> **AIM**: Are you able to retype all the records below exactly?
....................
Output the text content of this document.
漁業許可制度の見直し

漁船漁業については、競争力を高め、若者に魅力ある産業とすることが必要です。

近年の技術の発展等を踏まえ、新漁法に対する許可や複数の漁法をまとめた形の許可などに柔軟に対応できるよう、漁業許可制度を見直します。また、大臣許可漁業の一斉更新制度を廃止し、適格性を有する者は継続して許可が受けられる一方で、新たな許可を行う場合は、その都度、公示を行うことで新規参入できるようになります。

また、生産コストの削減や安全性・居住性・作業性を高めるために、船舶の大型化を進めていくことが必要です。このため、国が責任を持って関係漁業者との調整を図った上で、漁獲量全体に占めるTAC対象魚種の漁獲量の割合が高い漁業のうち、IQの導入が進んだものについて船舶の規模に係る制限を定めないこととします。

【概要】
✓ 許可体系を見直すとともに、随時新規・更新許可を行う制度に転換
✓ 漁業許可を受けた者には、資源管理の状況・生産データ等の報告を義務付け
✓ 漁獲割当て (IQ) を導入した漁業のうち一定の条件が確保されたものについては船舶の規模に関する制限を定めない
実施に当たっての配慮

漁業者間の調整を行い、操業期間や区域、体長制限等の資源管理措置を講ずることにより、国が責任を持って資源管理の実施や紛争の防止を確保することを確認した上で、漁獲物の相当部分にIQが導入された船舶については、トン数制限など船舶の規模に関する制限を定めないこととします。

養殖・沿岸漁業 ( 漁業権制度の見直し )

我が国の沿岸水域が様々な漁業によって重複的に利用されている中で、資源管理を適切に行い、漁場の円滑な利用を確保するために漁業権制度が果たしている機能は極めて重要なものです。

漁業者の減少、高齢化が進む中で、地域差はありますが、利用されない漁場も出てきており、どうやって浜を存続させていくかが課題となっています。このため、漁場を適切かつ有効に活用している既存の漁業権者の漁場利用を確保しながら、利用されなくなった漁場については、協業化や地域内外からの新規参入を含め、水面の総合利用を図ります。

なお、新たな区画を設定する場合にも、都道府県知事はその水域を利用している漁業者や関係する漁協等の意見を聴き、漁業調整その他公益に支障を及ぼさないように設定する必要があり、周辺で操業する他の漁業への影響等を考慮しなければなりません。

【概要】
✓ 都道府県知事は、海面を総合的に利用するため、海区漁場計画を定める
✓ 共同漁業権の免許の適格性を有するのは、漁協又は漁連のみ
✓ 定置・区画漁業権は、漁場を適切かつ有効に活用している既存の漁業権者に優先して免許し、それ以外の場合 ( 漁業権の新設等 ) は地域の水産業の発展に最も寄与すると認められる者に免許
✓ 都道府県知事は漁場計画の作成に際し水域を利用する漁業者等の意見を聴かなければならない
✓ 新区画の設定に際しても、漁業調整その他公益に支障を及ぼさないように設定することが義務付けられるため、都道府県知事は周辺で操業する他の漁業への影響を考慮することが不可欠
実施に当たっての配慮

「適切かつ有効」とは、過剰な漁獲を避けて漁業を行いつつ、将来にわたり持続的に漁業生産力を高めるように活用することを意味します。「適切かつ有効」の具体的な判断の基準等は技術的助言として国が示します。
....................
> **TASK OUTPUT**:
Output the text content of this document.
漁業許可制度の見直し

漁船漁業については、競争力を高め、若者に魅力ある産業とすることが必要です。

近年の技術の発展等を踏まえ、新漁法に対する許可や複数の漁法をまとめた形の許可などに柔軟に対応できるよう、漁業許可制度を見直します。また、大臣許可漁業の一斉更新制度を廃止し、適格性を有する者は継続して許可が受けられる一方で、新たな許可を行う場合は、その都度、公示を行うことで新規参入できるようになります。

また、生産コストの削減や安全性・居住性・作業性を高めるために、船舶の大型化を進めていくことが必要です。このため、国が責任を持って関係漁業者との調整を図った上で、漁獲量全体に占めるTAC対象魚種の漁獲量の割合が高い漁業のうち、IQの導入が進んだものについて船舶の規模に係る制限を定めないこととします。

【概要】
✓ 許可体系を見直すとともに、随時新規・更新許可を行う制度に転換
✓ 漁業許可を受けた者には、資源管理の状況・生産データ等の報告を義務付け
✓ 漁獲割当て (IQ) を導入した漁業のうち一定の条件が確保されたものについては船舶の規模に関する制限を定めない
実施に当たっての配慮

漁業者間の調整を行い、操業期間や区域、体長制限等の資源管理措置を講ずることにより、国が責任を持って資源管理の実施や紛争の防止を確保することを確認した上で、漁獲物の相当部分にIQが導入された船舶については、トン数制限など船舶の規模に関する制限を定めないこととします。

養殖・沿岸漁業 ( 漁業権制度の見直し )

我が国の沿岸水域が様々な漁業によって重複的に利用されている中で、資源管理を適切に行い、漁場の円滑な利用を確保するために漁業権制度が果たしている機能は極めて重要なものです。

漁業者の減少、高齢化が進む中で、地域差はありますが、利用されない漁場も出てきており、どうやって浜を存続させていくかが課題となっています。このため、漁場を適切かつ有効に活用している既存の漁業権者の漁場利用を確保しながら、利用されなくなった漁場については、協業化や地域内外からの新規参入を含め、水面の総合利用を図ります。

なお、新たな区画を設定する場合にも、都道府県知事はその水域を利用している漁業者や関係する漁協等の意見を聴き、漁業調整その他公益に支障を及ぼさないように設定する必要があり、周辺で操業する他の漁業への影響等を考慮しなければなりません。

【概要】
✓ 都道府県知事は、海面を総合的に利用するため、海区漁場計画を定める
✓ 共同漁業権の免許の適格性を有するのは、漁協又は漁連のみ
✓ 定置・区画漁業権は、漁場を適切かつ有効に活用している既存の漁業権者に優先して免許し、それ以外の場合 ( 漁業権の新設等 ) は地域の水産業の発展に最も寄与すると認められる者に免許
✓ 都道府県知事は漁場計画の作成に際し水域を利用する漁業者等の意見を聴かなければならない
✓ 新区画の設定に際しても、漁業調整その他公益に支障を及ぼさないように設定することが義務付けられるため、都道府県知事は周辺で操業する他の漁業への影響を考慮することが不可欠
実施に当たっての配慮

「適切かつ有効」とは、過剰な漁獲を避けて漁業を行いつつ、将来にわたり持続的に漁業生産力を高めるように活用することを意味します。「適切かつ有効」の具体的な判断の基準等は技術的助言として国が示します。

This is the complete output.